• **Requirements**
Write out all of the entries exactly as given.

• **Exercise input**
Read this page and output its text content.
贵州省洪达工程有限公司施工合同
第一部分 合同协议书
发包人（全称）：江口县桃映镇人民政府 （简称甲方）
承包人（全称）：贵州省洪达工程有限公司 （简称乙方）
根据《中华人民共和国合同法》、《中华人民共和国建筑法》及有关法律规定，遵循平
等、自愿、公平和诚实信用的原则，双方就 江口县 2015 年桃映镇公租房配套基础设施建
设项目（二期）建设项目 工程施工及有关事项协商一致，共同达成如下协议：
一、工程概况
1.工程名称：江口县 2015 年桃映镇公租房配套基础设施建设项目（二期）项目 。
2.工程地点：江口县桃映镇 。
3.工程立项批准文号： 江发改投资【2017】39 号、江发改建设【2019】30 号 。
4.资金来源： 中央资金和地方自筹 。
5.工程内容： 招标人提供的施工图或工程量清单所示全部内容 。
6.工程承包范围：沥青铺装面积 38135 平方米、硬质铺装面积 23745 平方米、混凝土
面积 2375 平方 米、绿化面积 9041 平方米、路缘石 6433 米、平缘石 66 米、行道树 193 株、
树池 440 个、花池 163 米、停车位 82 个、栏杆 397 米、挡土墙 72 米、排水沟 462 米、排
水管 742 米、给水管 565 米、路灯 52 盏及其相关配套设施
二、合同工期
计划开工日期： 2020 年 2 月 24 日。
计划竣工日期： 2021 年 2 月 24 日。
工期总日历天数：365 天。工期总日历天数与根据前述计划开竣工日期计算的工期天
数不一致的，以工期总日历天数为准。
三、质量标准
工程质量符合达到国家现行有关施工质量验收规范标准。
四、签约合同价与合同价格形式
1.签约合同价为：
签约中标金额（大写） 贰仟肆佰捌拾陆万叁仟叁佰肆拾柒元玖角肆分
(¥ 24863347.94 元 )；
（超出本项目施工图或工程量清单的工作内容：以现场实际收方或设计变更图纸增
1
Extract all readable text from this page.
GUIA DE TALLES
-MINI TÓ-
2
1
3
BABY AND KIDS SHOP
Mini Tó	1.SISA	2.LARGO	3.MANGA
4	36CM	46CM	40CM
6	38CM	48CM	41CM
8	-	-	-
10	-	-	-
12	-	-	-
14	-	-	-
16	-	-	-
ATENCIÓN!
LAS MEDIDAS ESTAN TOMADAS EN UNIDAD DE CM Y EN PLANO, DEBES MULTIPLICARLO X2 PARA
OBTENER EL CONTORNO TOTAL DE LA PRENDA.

• **Answer in full**
Read this page and output its text content.
贵州省洪达工程有限公司施工合同
第一部分 合同协议书
发包人（全称）：江口县桃映镇人民政府 （简称甲方）
承包人（全称）：贵州省洪达工程有限公司 （简称乙方）
根据《中华人民共和国合同法》、《中华人民共和国建筑法》及有关法律规定，遵循平
等、自愿、公平和诚实信用的原则，双方就 江口县 2015 年桃映镇公租房配套基础设施建
设项目（二期）建设项目 工程施工及有关事项协商一致，共同达成如下协议：
一、工程概况
1.工程名称：江口县 2015 年桃映镇公租房配套基础设施建设项目（二期）项目 。
2.工程地点：江口县桃映镇 。
3.工程立项批准文号： 江发改投资【2017】39 号、江发改建设【2019】30 号 。
4.资金来源： 中央资金和地方自筹 。
5.工程内容： 招标人提供的施工图或工程量清单所示全部内容 。
6.工程承包范围：沥青铺装面积 38135 平方米、硬质铺装面积 23745 平方米、混凝土
面积 2375 平方 米、绿化面积 9041 平方米、路缘石 6433 米、平缘石 66 米、行道树 193 株、
树池 440 个、花池 163 米、停车位 82 个、栏杆 397 米、挡土墙 72 米、排水沟 462 米、排
水管 742 米、给水管 565 米、路灯 52 盏及其相关配套设施
二、合同工期
计划开工日期： 2020 年 2 月 24 日。
计划竣工日期： 2021 年 2 月 24 日。
工期总日历天数：365 天。工期总日历天数与根据前述计划开竣工日期计算的工期天
数不一致的，以工期总日历天数为准。
三、质量标准
工程质量符合达到国家现行有关施工质量验收规范标准。
四、签约合同价与合同价格形式
1.签约合同价为：
签约中标金额（大写） 贰仟肆佰捌拾陆万叁仟叁佰肆拾柒元玖角肆分
(¥ 24863347.94 元 )；
（超出本项目施工图或工程量清单的工作内容：以现场实际收方或设计变更图纸增
1
Extract all readable text from this page.
GUIA DE TALLES
-MINI TÓ-
2
1
3
BABY AND KIDS SHOP
Mini Tó	1.SISA	2.LARGO	3.MANGA
4	36CM	46CM	40CM
6	38CM	48CM	41CM
8	-	-	-
10	-	-	-
12	-	-	-
14	-	-	-
16	-	-	-
ATENCIÓN!
LAS MEDIDAS ESTAN TOMADAS EN UNIDAD DE CM Y EN PLANO, DEBES MULTIPLICARLO X2 PARA
OBTENER EL CONTORNO TOTAL DE LA PRENDA.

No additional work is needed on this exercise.